--- start Records for the task ---

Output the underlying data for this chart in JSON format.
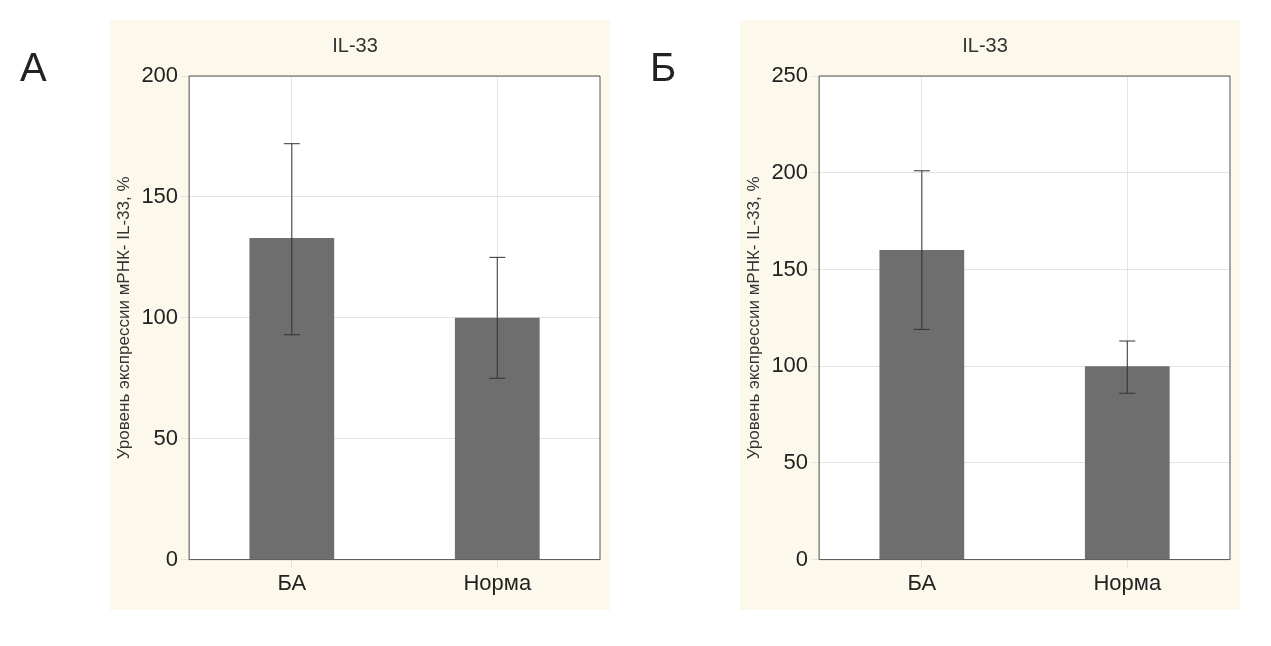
{
  "chart_data": [
    {
      "type": "bar",
      "title": "IL-33",
      "ylabel": "Уровень экспрессии мРНК- IL-33, %",
      "annotations": [
        "А"
      ],
      "categories": [
        "БА",
        "Норма"
      ],
      "values": [
        133,
        100
      ],
      "errors": [
        [
          93,
          172
        ],
        [
          75,
          125
        ]
      ],
      "color": "#6e6e6e",
      "ylim": [
        0,
        200
      ],
      "yticks": [
        0,
        50,
        100,
        150,
        200
      ],
      "grid": true
    },
    {
      "type": "bar",
      "title": "IL-33",
      "ylabel": "Уровень экспрессии мРНК- IL-33, %",
      "annotations": [
        "Б"
      ],
      "categories": [
        "БА",
        "Норма"
      ],
      "values": [
        160,
        100
      ],
      "errors": [
        [
          119,
          201
        ],
        [
          86,
          113
        ]
      ],
      "color": "#6e6e6e",
      "ylim": [
        0,
        250
      ],
      "yticks": [
        0,
        50,
        100,
        150,
        200,
        250
      ],
      "grid": true
    }
  ]
}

--- end Records for the task ---

The exercise
Repeat the material above in full and unchanged, minus its images.

Solution
Output the underlying data for this chart in JSON format.
{
  "chart_data": [
    {
      "type": "bar",
      "title": "IL-33",
      "ylabel": "Уровень экспрессии мРНК- IL-33, %",
      "annotations": [
        "А"
      ],
      "categories": [
        "БА",
        "Норма"
      ],
      "values": [
        133,
        100
      ],
      "errors": [
        [
          93,
          172
        ],
        [
          75,
          125
        ]
      ],
      "color": "#6e6e6e",
      "ylim": [
        0,
        200
      ],
      "yticks": [
        0,
        50,
        100,
        150,
        200
      ],
      "grid": true
    },
    {
      "type": "bar",
      "title": "IL-33",
      "ylabel": "Уровень экспрессии мРНК- IL-33, %",
      "annotations": [
        "Б"
      ],
      "categories": [
        "БА",
        "Норма"
      ],
      "values": [
        160,
        100
      ],
      "errors": [
        [
          119,
          201
        ],
        [
          86,
          113
        ]
      ],
      "color": "#6e6e6e",
      "ylim": [
        0,
        250
      ],
      "yticks": [
        0,
        50,
        100,
        150,
        200,
        250
      ],
      "grid": true
    }
  ]
}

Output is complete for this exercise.